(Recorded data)
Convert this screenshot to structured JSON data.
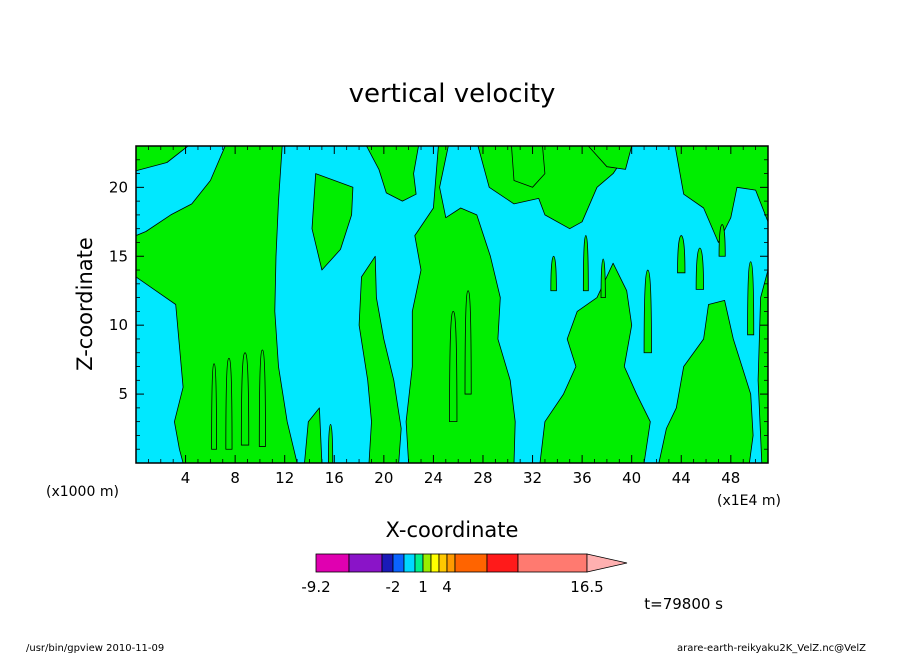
{
  "chart_data": {
    "type": "heatmap",
    "title": "vertical velocity",
    "xlabel": "X-coordinate",
    "ylabel": "Z-coordinate",
    "x_unit_left": "(x1000 m)",
    "x_unit_right": "(x1E4 m)",
    "time_label": "t=79800 s",
    "xlim": [
      0,
      51
    ],
    "ylim": [
      0,
      23
    ],
    "x_ticks": [
      4,
      8,
      12,
      16,
      20,
      24,
      28,
      32,
      36,
      40,
      44,
      48
    ],
    "y_ticks": [
      5,
      10,
      15,
      20
    ],
    "background_color": "#00e8ff",
    "contour_color": "#00ee00",
    "colorbar": {
      "colors": [
        "#e000b0",
        "#8a14c8",
        "#1a1ab8",
        "#0a64ff",
        "#00d8ff",
        "#00f08c",
        "#9aee00",
        "#ffff00",
        "#ffc800",
        "#ff9a00",
        "#ff6400",
        "#ff1a1a",
        "#ff7a70",
        "#ffb0b0"
      ],
      "labels": [
        "-9.2",
        "-2",
        "1",
        "4",
        "16.5"
      ]
    },
    "regions": [
      {
        "points": [
          [
            0,
            13.5
          ],
          [
            1.6,
            12.5
          ],
          [
            3.2,
            11.5
          ],
          [
            3.5,
            8.5
          ],
          [
            3.8,
            5.5
          ],
          [
            3.1,
            3
          ],
          [
            3.5,
            1
          ],
          [
            3.8,
            0
          ],
          [
            13,
            0
          ],
          [
            12.2,
            3
          ],
          [
            11.5,
            7
          ],
          [
            11.2,
            11
          ],
          [
            11.3,
            15
          ],
          [
            11.5,
            19
          ],
          [
            11.8,
            23
          ],
          [
            7.2,
            23
          ],
          [
            6,
            20.5
          ],
          [
            4.5,
            18.8
          ],
          [
            2.8,
            18
          ],
          [
            0.8,
            16.8
          ],
          [
            0,
            16.5
          ]
        ]
      },
      {
        "points": [
          [
            0,
            21.2
          ],
          [
            2.5,
            21.8
          ],
          [
            4.2,
            23
          ],
          [
            0,
            23
          ]
        ]
      },
      {
        "points": [
          [
            13.6,
            0
          ],
          [
            15,
            0
          ],
          [
            14.8,
            4
          ],
          [
            13.9,
            3
          ]
        ]
      },
      {
        "points": [
          [
            17.5,
            20
          ],
          [
            14.5,
            21
          ],
          [
            14.2,
            17
          ],
          [
            15,
            14
          ],
          [
            16.5,
            15.5
          ],
          [
            17.4,
            18
          ]
        ]
      },
      {
        "points": [
          [
            18.6,
            23
          ],
          [
            19.6,
            21.3
          ],
          [
            20.2,
            19.6
          ],
          [
            21.5,
            19
          ],
          [
            22.6,
            19.5
          ],
          [
            22.4,
            21
          ],
          [
            22.8,
            23
          ]
        ]
      },
      {
        "points": [
          [
            24.4,
            23
          ],
          [
            24,
            18.5
          ],
          [
            22.5,
            16.5
          ],
          [
            23,
            14
          ],
          [
            22.3,
            11
          ],
          [
            22.3,
            7
          ],
          [
            21.8,
            3
          ],
          [
            22,
            0
          ],
          [
            30.5,
            0
          ],
          [
            30.6,
            3
          ],
          [
            30.2,
            6
          ],
          [
            29.2,
            9
          ],
          [
            29.4,
            12
          ],
          [
            28.6,
            15
          ],
          [
            27.5,
            18
          ],
          [
            26.2,
            18.5
          ],
          [
            25,
            17.8
          ],
          [
            24.5,
            20
          ],
          [
            25.2,
            23
          ]
        ]
      },
      {
        "points": [
          [
            21.2,
            0
          ],
          [
            21.4,
            2.5
          ],
          [
            20.8,
            6
          ],
          [
            20,
            9
          ],
          [
            19.4,
            12
          ],
          [
            19.3,
            15
          ],
          [
            18.2,
            13.5
          ],
          [
            18,
            10
          ],
          [
            18.7,
            6
          ],
          [
            19,
            3
          ],
          [
            18.8,
            0
          ]
        ]
      },
      {
        "points": [
          [
            27.6,
            23
          ],
          [
            28.5,
            20
          ],
          [
            30.5,
            18.8
          ],
          [
            32.5,
            19.2
          ],
          [
            33,
            18
          ],
          [
            35,
            17
          ],
          [
            36,
            17.5
          ],
          [
            37.2,
            20
          ],
          [
            38.5,
            21
          ],
          [
            40,
            23
          ]
        ]
      },
      {
        "points": [
          [
            32.6,
            0
          ],
          [
            33,
            3
          ],
          [
            34.5,
            5
          ],
          [
            35.5,
            7
          ],
          [
            34.8,
            9
          ],
          [
            35.6,
            11
          ],
          [
            37.2,
            12
          ],
          [
            38.5,
            14.5
          ],
          [
            39.6,
            12.5
          ],
          [
            40,
            10
          ],
          [
            39.4,
            7
          ],
          [
            40.4,
            5
          ],
          [
            41.5,
            3
          ],
          [
            41,
            0
          ]
        ]
      },
      {
        "points": [
          [
            42.2,
            0
          ],
          [
            42.8,
            2.5
          ],
          [
            43.6,
            4
          ],
          [
            44.2,
            7
          ],
          [
            45.8,
            9
          ],
          [
            46.2,
            11.5
          ],
          [
            47.5,
            11.8
          ],
          [
            48.2,
            9
          ],
          [
            48.9,
            7
          ],
          [
            49.6,
            5
          ],
          [
            49.8,
            2
          ],
          [
            49.5,
            0
          ]
        ]
      },
      {
        "points": [
          [
            43.5,
            23
          ],
          [
            44.2,
            19.5
          ],
          [
            45.8,
            18.5
          ],
          [
            47,
            16
          ],
          [
            48,
            17.8
          ],
          [
            48.5,
            20
          ],
          [
            50,
            19.8
          ],
          [
            51,
            17.5
          ],
          [
            51,
            23
          ]
        ]
      },
      {
        "points": [
          [
            36.5,
            23
          ],
          [
            38,
            21.5
          ],
          [
            39.5,
            21.3
          ],
          [
            40,
            23
          ]
        ]
      },
      {
        "points": [
          [
            30.3,
            23
          ],
          [
            30.5,
            20.5
          ],
          [
            32,
            20
          ],
          [
            33,
            21
          ],
          [
            32.8,
            23
          ]
        ]
      },
      {
        "points": [
          [
            50.5,
            0
          ],
          [
            51,
            0
          ],
          [
            51,
            14
          ],
          [
            50.4,
            12
          ],
          [
            50.2,
            6
          ]
        ]
      }
    ],
    "streaks": [
      {
        "x": 6.3,
        "bottom": 1,
        "top": 7.2,
        "width": 0.4
      },
      {
        "x": 7.5,
        "bottom": 1,
        "top": 7.6,
        "width": 0.5
      },
      {
        "x": 8.8,
        "bottom": 1.3,
        "top": 8,
        "width": 0.6
      },
      {
        "x": 10.2,
        "bottom": 1.2,
        "top": 8.2,
        "width": 0.5
      },
      {
        "x": 25.6,
        "bottom": 3,
        "top": 11,
        "width": 0.6
      },
      {
        "x": 26.8,
        "bottom": 5,
        "top": 12.5,
        "width": 0.5
      },
      {
        "x": 36.3,
        "bottom": 12.5,
        "top": 16.5,
        "width": 0.4
      },
      {
        "x": 37.7,
        "bottom": 12,
        "top": 14.8,
        "width": 0.35
      },
      {
        "x": 44,
        "bottom": 13.8,
        "top": 16.5,
        "width": 0.6
      },
      {
        "x": 45.5,
        "bottom": 12.6,
        "top": 15.6,
        "width": 0.6
      },
      {
        "x": 47.3,
        "bottom": 15,
        "top": 17.3,
        "width": 0.5
      },
      {
        "x": 49.6,
        "bottom": 9.3,
        "top": 14.6,
        "width": 0.5
      },
      {
        "x": 15.7,
        "bottom": 0,
        "top": 2.8,
        "width": 0.35
      },
      {
        "x": 33.7,
        "bottom": 12.5,
        "top": 15,
        "width": 0.45
      },
      {
        "x": 41.3,
        "bottom": 8,
        "top": 14,
        "width": 0.6
      }
    ]
  },
  "footer": {
    "left": "/usr/bin/gpview   2010-11-09",
    "right": "arare-earth-reikyaku2K_VelZ.nc@VelZ"
  }
}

◆ **Task to carry out**:
Select every line of the material above holding the word "coordinate" and copy it.

◆ **Finished answer**:
    "xlabel": "X-coordinate",
    "ylabel": "Z-coordinate",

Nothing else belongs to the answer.